• **INSTRUCTIONS TO FOLLOW**:
Scan the material and copy every line in which "Analyst" appears.

• **RECORDS SUPPLIED**:
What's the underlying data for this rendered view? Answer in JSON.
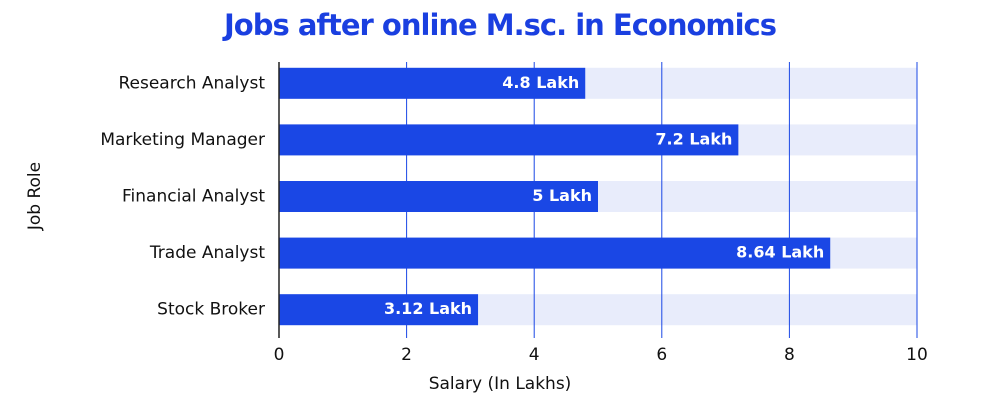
{
  "chart_data": {
    "type": "bar",
    "orientation": "horizontal",
    "title": "Jobs after online M.sc. in Economics",
    "x_label": "Salary (In Lakhs)",
    "y_label": "Job Role",
    "categories": [
      "Research Analyst",
      "Marketing Manager",
      "Financial Analyst",
      "Trade Analyst",
      "Stock Broker"
    ],
    "values": [
      4.8,
      7.2,
      5,
      8.64,
      3.12
    ],
    "value_labels": [
      "4.8 Lakh",
      "7.2 Lakh",
      "5 Lakh",
      "8.64 Lakh",
      "3.12 Lakh"
    ],
    "color": "#1a47e5",
    "xlim": [
      0,
      10
    ],
    "xticks": [
      0,
      2,
      4,
      6,
      8,
      10
    ],
    "grid": true
  }
}
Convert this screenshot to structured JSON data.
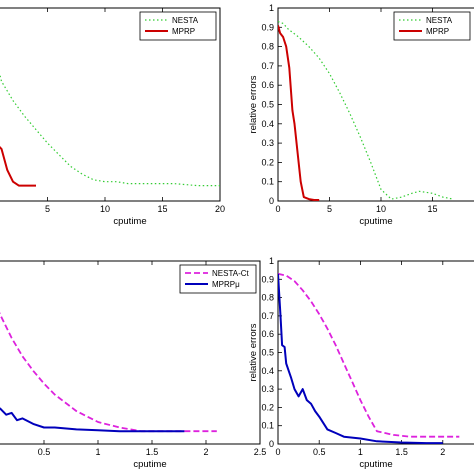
{
  "chart_data": [
    {
      "type": "line",
      "panel": "top-left",
      "xlabel": "cputime",
      "ylabel": "",
      "xlim": [
        0,
        20
      ],
      "ylim": [
        0,
        1
      ],
      "xticks": [
        {
          "value": 5,
          "label": "5"
        },
        {
          "value": 10,
          "label": "10"
        },
        {
          "value": 15,
          "label": "15"
        },
        {
          "value": 20,
          "label": "20"
        }
      ],
      "yticks": [],
      "grid": false,
      "legend_position": "top-right",
      "series": [
        {
          "name": "NESTA",
          "color": "#33cc33",
          "style": "dotted",
          "x": [
            0,
            1,
            2,
            3,
            4,
            5,
            6,
            7,
            8,
            9,
            10,
            11,
            12,
            14,
            16,
            18,
            20
          ],
          "y": [
            0.85,
            0.62,
            0.52,
            0.44,
            0.37,
            0.3,
            0.24,
            0.18,
            0.14,
            0.11,
            0.1,
            0.1,
            0.09,
            0.09,
            0.09,
            0.08,
            0.08
          ]
        },
        {
          "name": "MPRP",
          "color": "#cc0000",
          "style": "solid",
          "x": [
            0,
            0.5,
            1,
            1.5,
            2,
            2.5,
            3,
            3.5,
            4
          ],
          "y": [
            0.33,
            0.3,
            0.27,
            0.16,
            0.1,
            0.08,
            0.08,
            0.08,
            0.08
          ]
        }
      ]
    },
    {
      "type": "line",
      "panel": "top-right",
      "xlabel": "cputime",
      "ylabel": "relative errors",
      "xlim": [
        0,
        20
      ],
      "ylim": [
        0,
        1
      ],
      "xticks": [
        {
          "value": 0,
          "label": "0"
        },
        {
          "value": 5,
          "label": "5"
        },
        {
          "value": 10,
          "label": "10"
        },
        {
          "value": 15,
          "label": "15"
        }
      ],
      "yticks": [
        {
          "value": 0,
          "label": "0"
        },
        {
          "value": 0.1,
          "label": "0.1"
        },
        {
          "value": 0.2,
          "label": "0.2"
        },
        {
          "value": 0.3,
          "label": "0.3"
        },
        {
          "value": 0.4,
          "label": "0.4"
        },
        {
          "value": 0.5,
          "label": "0.5"
        },
        {
          "value": 0.6,
          "label": "0.6"
        },
        {
          "value": 0.7,
          "label": "0.7"
        },
        {
          "value": 0.8,
          "label": "0.8"
        },
        {
          "value": 0.9,
          "label": "0.9"
        },
        {
          "value": 1,
          "label": "1"
        }
      ],
      "grid": false,
      "legend_position": "top-right",
      "series": [
        {
          "name": "NESTA",
          "color": "#33cc33",
          "style": "dotted",
          "x": [
            0,
            0.5,
            1,
            2,
            3,
            4,
            5,
            6,
            7,
            8,
            9,
            10,
            11,
            12,
            13,
            13.7,
            15,
            16,
            17
          ],
          "y": [
            0.93,
            0.92,
            0.89,
            0.85,
            0.8,
            0.74,
            0.66,
            0.56,
            0.45,
            0.33,
            0.2,
            0.06,
            0.01,
            0.02,
            0.04,
            0.05,
            0.04,
            0.02,
            0.01
          ]
        },
        {
          "name": "MPRP",
          "color": "#cc0000",
          "style": "solid",
          "x": [
            0,
            0.2,
            0.5,
            0.8,
            1.1,
            1.4,
            1.6,
            1.9,
            2.2,
            2.5,
            3,
            3.5,
            4
          ],
          "y": [
            0.91,
            0.87,
            0.85,
            0.8,
            0.69,
            0.47,
            0.4,
            0.25,
            0.1,
            0.02,
            0.01,
            0.005,
            0.005
          ]
        }
      ]
    },
    {
      "type": "line",
      "panel": "bottom-left",
      "xlabel": "cputime",
      "ylabel": "",
      "xlim": [
        0,
        2.5
      ],
      "ylim": [
        0,
        1
      ],
      "xticks": [
        {
          "value": 0.5,
          "label": "0.5"
        },
        {
          "value": 1,
          "label": "1"
        },
        {
          "value": 1.5,
          "label": "1.5"
        },
        {
          "value": 2,
          "label": "2"
        },
        {
          "value": 2.5,
          "label": "2.5"
        }
      ],
      "yticks": [],
      "grid": false,
      "legend_position": "top-right",
      "series": [
        {
          "name": "NESTA-Ct",
          "color": "#dd22dd",
          "style": "dashed",
          "x": [
            0,
            0.1,
            0.2,
            0.3,
            0.4,
            0.5,
            0.6,
            0.8,
            1.0,
            1.2,
            1.4,
            1.6,
            1.8,
            2.0,
            2.1
          ],
          "y": [
            0.83,
            0.7,
            0.58,
            0.48,
            0.4,
            0.33,
            0.27,
            0.18,
            0.12,
            0.09,
            0.07,
            0.07,
            0.07,
            0.07,
            0.07
          ]
        },
        {
          "name": "MPRPμ",
          "color": "#0000bb",
          "style": "solid",
          "x": [
            0,
            0.05,
            0.08,
            0.1,
            0.15,
            0.2,
            0.25,
            0.3,
            0.4,
            0.5,
            0.6,
            0.8,
            1.0,
            1.2,
            1.5,
            1.8
          ],
          "y": [
            0.27,
            0.27,
            0.2,
            0.19,
            0.16,
            0.17,
            0.13,
            0.14,
            0.11,
            0.09,
            0.09,
            0.08,
            0.075,
            0.07,
            0.07,
            0.07
          ]
        }
      ]
    },
    {
      "type": "line",
      "panel": "bottom-right",
      "xlabel": "cputime",
      "ylabel": "relative errors",
      "xlim": [
        0,
        2.5
      ],
      "ylim": [
        0,
        1
      ],
      "xticks": [
        {
          "value": 0,
          "label": "0"
        },
        {
          "value": 0.5,
          "label": "0.5"
        },
        {
          "value": 1,
          "label": "1"
        },
        {
          "value": 1.5,
          "label": "1.5"
        },
        {
          "value": 2,
          "label": "2"
        },
        {
          "value": 2.5,
          "label": "2.5"
        }
      ],
      "yticks": [
        {
          "value": 0,
          "label": "0"
        },
        {
          "value": 0.1,
          "label": "0.1"
        },
        {
          "value": 0.2,
          "label": "0.2"
        },
        {
          "value": 0.3,
          "label": "0.3"
        },
        {
          "value": 0.4,
          "label": "0.4"
        },
        {
          "value": 0.5,
          "label": "0.5"
        },
        {
          "value": 0.6,
          "label": "0.6"
        },
        {
          "value": 0.7,
          "label": "0.7"
        },
        {
          "value": 0.8,
          "label": "0.8"
        },
        {
          "value": 0.9,
          "label": "0.9"
        },
        {
          "value": 1,
          "label": "1"
        }
      ],
      "grid": false,
      "legend_position": "top-right",
      "series": [
        {
          "name": "",
          "color": "#dd22dd",
          "style": "dashed",
          "x": [
            0,
            0.1,
            0.2,
            0.3,
            0.4,
            0.5,
            0.6,
            0.7,
            0.8,
            0.9,
            1.0,
            1.1,
            1.2,
            1.4,
            1.6,
            1.8,
            2.0,
            2.2
          ],
          "y": [
            0.93,
            0.92,
            0.89,
            0.84,
            0.78,
            0.71,
            0.63,
            0.54,
            0.44,
            0.34,
            0.24,
            0.15,
            0.07,
            0.05,
            0.04,
            0.04,
            0.04,
            0.04
          ]
        },
        {
          "name": "",
          "color": "#0000bb",
          "style": "solid",
          "x": [
            0,
            0.03,
            0.05,
            0.08,
            0.1,
            0.13,
            0.16,
            0.2,
            0.25,
            0.3,
            0.35,
            0.4,
            0.45,
            0.5,
            0.6,
            0.7,
            0.8,
            1.0,
            1.2,
            1.5,
            1.8,
            2.0
          ],
          "y": [
            0.93,
            0.7,
            0.54,
            0.53,
            0.44,
            0.4,
            0.36,
            0.3,
            0.26,
            0.3,
            0.24,
            0.22,
            0.18,
            0.15,
            0.08,
            0.06,
            0.04,
            0.03,
            0.015,
            0.008,
            0.005,
            0.005
          ]
        }
      ]
    }
  ]
}
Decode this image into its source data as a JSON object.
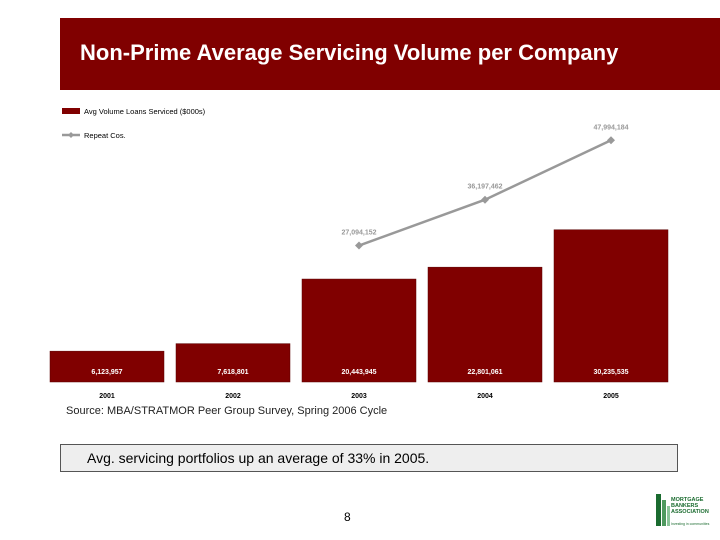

• **EXERCISE ANSWER**:
      "Research Analyst",
      "Financial Analyst",
      "Trade Analyst",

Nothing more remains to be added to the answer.